→ PROBLEM TO SOLVE
Report the count of lines containing the word "content" in the entries below, and nothing more.

→ DATASET
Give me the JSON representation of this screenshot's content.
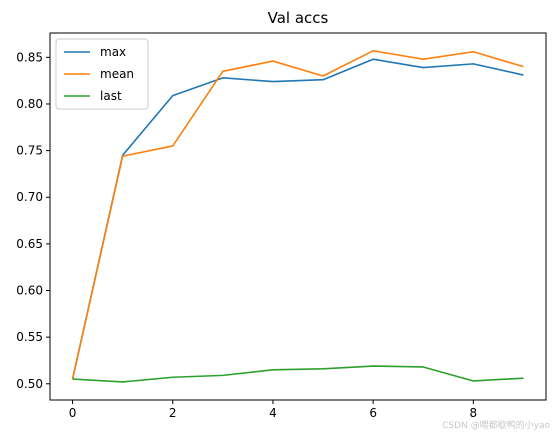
{
  "chart_data": {
    "type": "line",
    "title": "Val accs",
    "xlabel": "",
    "ylabel": "",
    "x": [
      0,
      1,
      2,
      3,
      4,
      5,
      6,
      7,
      8,
      9
    ],
    "xlim": [
      -0.45,
      9.45
    ],
    "ylim": [
      0.4826,
      0.8761
    ],
    "xticks": [
      0,
      2,
      4,
      6,
      8
    ],
    "yticks": [
      0.5,
      0.55,
      0.6,
      0.65,
      0.7,
      0.75,
      0.8,
      0.85
    ],
    "xtick_labels": [
      "0",
      "2",
      "4",
      "6",
      "8"
    ],
    "ytick_labels": [
      "0.50",
      "0.55",
      "0.60",
      "0.65",
      "0.70",
      "0.75",
      "0.80",
      "0.85"
    ],
    "grid": false,
    "legend_position": "top-left",
    "series": [
      {
        "name": "max",
        "color": "#1f77b4",
        "values": [
          0.505,
          0.745,
          0.809,
          0.828,
          0.824,
          0.826,
          0.848,
          0.839,
          0.843,
          0.831
        ]
      },
      {
        "name": "mean",
        "color": "#ff7f0e",
        "values": [
          0.505,
          0.744,
          0.755,
          0.835,
          0.846,
          0.83,
          0.857,
          0.848,
          0.856,
          0.84
        ]
      },
      {
        "name": "last",
        "color": "#2ca02c",
        "values": [
          0.505,
          0.502,
          0.507,
          0.509,
          0.515,
          0.516,
          0.519,
          0.518,
          0.503,
          0.506
        ]
      }
    ]
  },
  "watermark": "CSDN @喂都歇鸭的小yao"
}
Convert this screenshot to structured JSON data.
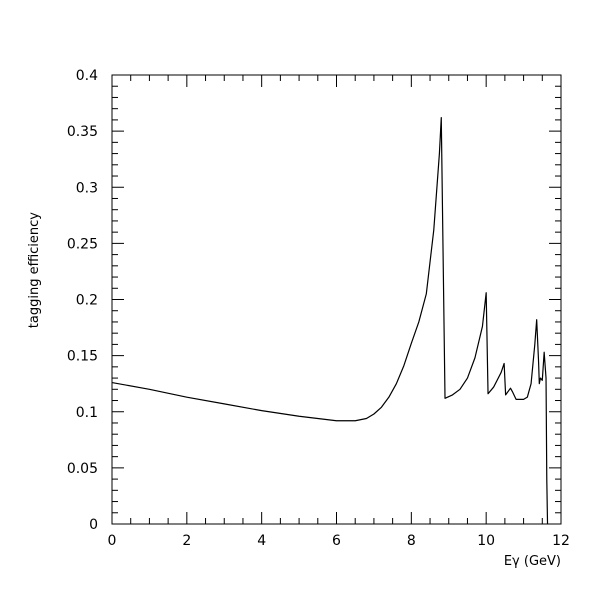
{
  "chart_data": {
    "type": "line",
    "title": "",
    "xlabel": "Eγ (GeV)",
    "ylabel": "tagging efficiency",
    "xlim": [
      0,
      12
    ],
    "ylim": [
      0,
      0.4
    ],
    "x_ticks": [
      0,
      2,
      4,
      6,
      8,
      10,
      12
    ],
    "x_tick_labels": [
      "0",
      "2",
      "4",
      "6",
      "8",
      "10",
      "12"
    ],
    "y_ticks": [
      0,
      0.05,
      0.1,
      0.15,
      0.2,
      0.25,
      0.3,
      0.35,
      0.4
    ],
    "y_tick_labels": [
      "0",
      "0.05",
      "0.1",
      "0.15",
      "0.2",
      "0.25",
      "0.3",
      "0.35",
      "0.4"
    ],
    "grid": false,
    "legend": "none",
    "line_color": "#000000",
    "series": [
      {
        "x": [
          0,
          1,
          2,
          3,
          4,
          5,
          6,
          6.5,
          6.8,
          7.0,
          7.2,
          7.4,
          7.6,
          7.8,
          8.0,
          8.2,
          8.4,
          8.6,
          8.75,
          8.8,
          8.9,
          9.1,
          9.3,
          9.5,
          9.7,
          9.9,
          10.0,
          10.05,
          10.2,
          10.4,
          10.48,
          10.52,
          10.65,
          10.7,
          10.8,
          11.0,
          11.1,
          11.2,
          11.3,
          11.35,
          11.4,
          11.42,
          11.45,
          11.5,
          11.55,
          11.6,
          11.62,
          11.64
        ],
        "y": [
          0.126,
          0.12,
          0.113,
          0.107,
          0.101,
          0.096,
          0.092,
          0.092,
          0.094,
          0.098,
          0.104,
          0.113,
          0.125,
          0.141,
          0.161,
          0.18,
          0.205,
          0.262,
          0.33,
          0.362,
          0.112,
          0.115,
          0.12,
          0.13,
          0.148,
          0.176,
          0.206,
          0.116,
          0.122,
          0.135,
          0.143,
          0.115,
          0.121,
          0.118,
          0.111,
          0.111,
          0.113,
          0.125,
          0.16,
          0.182,
          0.145,
          0.125,
          0.13,
          0.128,
          0.153,
          0.13,
          0.04,
          0.0
        ]
      }
    ]
  }
}
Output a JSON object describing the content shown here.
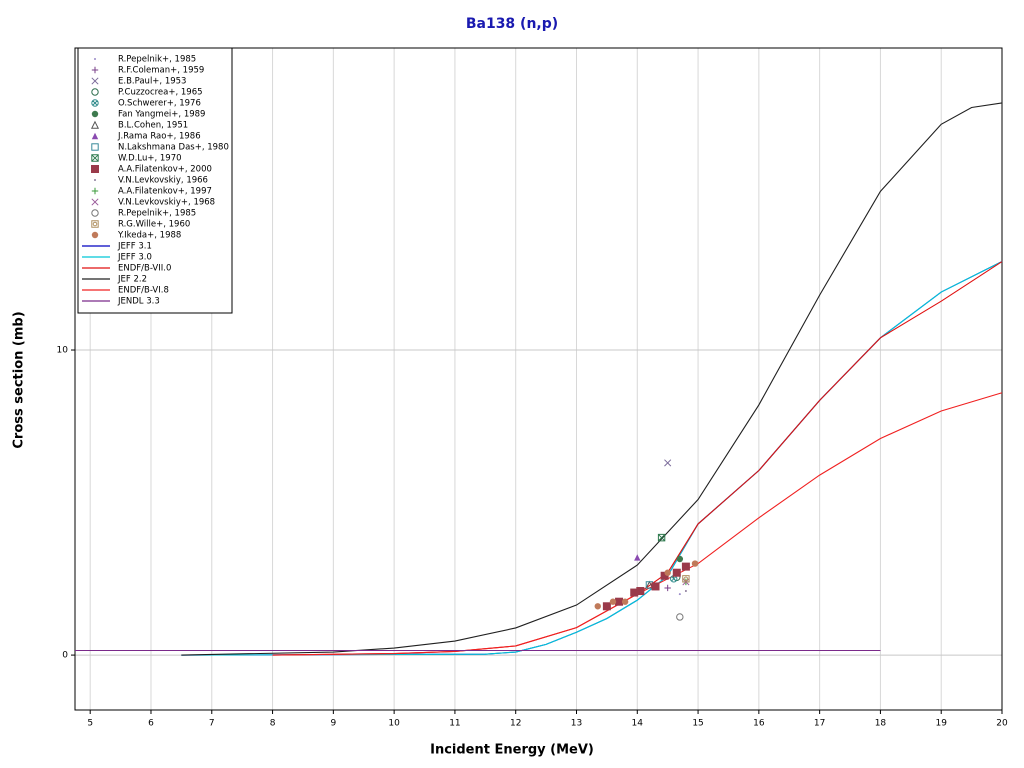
{
  "chart_data": {
    "type": "line",
    "title": "Ba138 (n,p)",
    "x_label": "Incident Energy (MeV)",
    "y_label": "Cross section (mb)",
    "xlim": [
      4.75,
      20
    ],
    "ylim": [
      -1.8,
      19.9
    ],
    "xticks": [
      5,
      6,
      7,
      8,
      9,
      10,
      11,
      12,
      13,
      14,
      15,
      16,
      17,
      18,
      19,
      20
    ],
    "yticks": [
      0,
      10
    ],
    "grid": true,
    "legend": "upper left",
    "series": [
      {
        "name": "R.Pepelnik+, 1985",
        "type": "scatter",
        "marker": "dot",
        "color": "#9a8ac8",
        "x": [
          14.7
        ],
        "values": [
          2.0
        ]
      },
      {
        "name": "R.F.Coleman+, 1959",
        "type": "scatter",
        "marker": "plus",
        "color": "#7a3f8a",
        "x": [
          14.5
        ],
        "values": [
          2.2
        ]
      },
      {
        "name": "E.B.Paul+, 1953",
        "type": "scatter",
        "marker": "cross",
        "color": "#7a6a9a",
        "x": [
          14.5
        ],
        "values": [
          6.3
        ]
      },
      {
        "name": "P.Cuzzocrea+, 1965",
        "type": "scatter",
        "marker": "circle",
        "color": "#2e6e4e",
        "x": [
          14.65
        ],
        "values": [
          2.55
        ]
      },
      {
        "name": "O.Schwerer+, 1976",
        "type": "scatter",
        "marker": "circlecross",
        "color": "#2e8a8a",
        "x": [
          14.6
        ],
        "values": [
          2.5
        ]
      },
      {
        "name": "Fan Yangmei+, 1989",
        "type": "scatter",
        "marker": "disc",
        "color": "#3e7a4e",
        "x": [
          14.7
        ],
        "values": [
          3.15
        ]
      },
      {
        "name": "B.L.Cohen, 1951",
        "type": "scatter",
        "marker": "triangle",
        "color": "#555555",
        "x": [
          14.2
        ],
        "values": [
          2.3
        ]
      },
      {
        "name": "J.Rama Rao+, 1986",
        "type": "scatter",
        "marker": "filltriangle",
        "color": "#8a4ab0",
        "x": [
          14.0
        ],
        "values": [
          3.2
        ]
      },
      {
        "name": "N.Lakshmana Das+, 1980",
        "type": "scatter",
        "marker": "square",
        "color": "#3a8a9a",
        "x": [
          14.2
        ],
        "values": [
          2.3
        ]
      },
      {
        "name": "W.D.Lu+, 1970",
        "type": "scatter",
        "marker": "squarecross",
        "color": "#2e7a4e",
        "x": [
          14.4
        ],
        "values": [
          3.85
        ]
      },
      {
        "name": "A.A.Filatenkov+, 2000",
        "type": "scatter",
        "marker": "fillsquare",
        "color": "#9a3a4a",
        "x": [
          13.5,
          13.7,
          13.95,
          14.05,
          14.3,
          14.45,
          14.65,
          14.8
        ],
        "values": [
          1.6,
          1.75,
          2.05,
          2.1,
          2.25,
          2.6,
          2.7,
          2.9
        ]
      },
      {
        "name": "V.N.Levkovskiy, 1966",
        "type": "scatter",
        "marker": "dot",
        "color": "#8a7a9a",
        "x": [
          14.8
        ],
        "values": [
          2.1
        ]
      },
      {
        "name": "A.A.Filatenkov+, 1997",
        "type": "scatter",
        "marker": "plus",
        "color": "#3a9a3a",
        "x": [
          14.8
        ],
        "values": [
          2.4
        ]
      },
      {
        "name": "V.N.Levkovskiy+, 1968",
        "type": "scatter",
        "marker": "cross",
        "color": "#9a5a9a",
        "x": [
          14.8
        ],
        "values": [
          2.4
        ]
      },
      {
        "name": "R.Pepelnik+, 1985",
        "type": "scatter",
        "marker": "circle",
        "color": "#777777",
        "x": [
          14.7
        ],
        "values": [
          1.25
        ]
      },
      {
        "name": "R.G.Wille+, 1960",
        "type": "scatter",
        "marker": "circlesquare",
        "color": "#b09060",
        "x": [
          14.8
        ],
        "values": [
          2.5
        ]
      },
      {
        "name": "Y.Ikeda+, 1988",
        "type": "scatter",
        "marker": "disc",
        "color": "#c07a5a",
        "x": [
          13.35,
          13.6,
          13.8,
          14.5,
          14.95
        ],
        "values": [
          1.6,
          1.75,
          1.75,
          2.7,
          3.0
        ]
      },
      {
        "name": "JEFF 3.1",
        "type": "line",
        "color": "#0000c0",
        "x": [
          6.5,
          11.5,
          12,
          12.5,
          13,
          13.5,
          14,
          14.5,
          15,
          16,
          17,
          18,
          19,
          20
        ],
        "values": [
          0,
          0.03,
          0.1,
          0.35,
          0.75,
          1.2,
          1.8,
          2.6,
          4.3,
          6.05,
          8.35,
          10.4,
          11.9,
          12.9
        ]
      },
      {
        "name": "JEFF 3.0",
        "type": "line",
        "color": "#00c8d8",
        "x": [
          6.5,
          11.5,
          12,
          12.5,
          13,
          13.5,
          14,
          14.5,
          15,
          16,
          17,
          18,
          19,
          20
        ],
        "values": [
          0,
          0.03,
          0.1,
          0.35,
          0.75,
          1.2,
          1.8,
          2.6,
          4.3,
          6.05,
          8.35,
          10.4,
          11.9,
          12.9
        ]
      },
      {
        "name": "ENDF/B-VII.0",
        "type": "line",
        "color": "#e01010",
        "x": [
          8,
          10,
          11,
          12,
          13,
          14,
          14.5,
          15,
          16,
          17,
          18,
          19,
          20
        ],
        "values": [
          0,
          0.05,
          0.12,
          0.3,
          0.9,
          2.0,
          2.7,
          4.3,
          6.05,
          8.35,
          10.4,
          11.6,
          12.9
        ]
      },
      {
        "name": "JEF 2.2",
        "type": "line",
        "color": "#202020",
        "x": [
          6.5,
          9,
          10,
          11,
          12,
          13,
          14,
          15,
          16,
          17,
          18,
          19,
          19.5,
          20
        ],
        "values": [
          0,
          0.1,
          0.23,
          0.46,
          0.89,
          1.64,
          2.95,
          5.1,
          8.2,
          11.8,
          15.2,
          17.4,
          17.95,
          18.1
        ]
      },
      {
        "name": "ENDF/B-VI.8",
        "type": "line",
        "color": "#f02020",
        "x": [
          8,
          10,
          11,
          12,
          13,
          14,
          14.5,
          15,
          16,
          17,
          18,
          19,
          20
        ],
        "values": [
          0,
          0.05,
          0.12,
          0.3,
          0.9,
          2.0,
          2.5,
          3.0,
          4.5,
          5.9,
          7.1,
          8.0,
          8.6
        ]
      },
      {
        "name": "JENDL 3.3",
        "type": "line",
        "color": "#7a2a8a",
        "x": [
          4.75,
          18
        ],
        "values": [
          0.15,
          0.15
        ]
      }
    ]
  }
}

→ FULL RESPONSE
2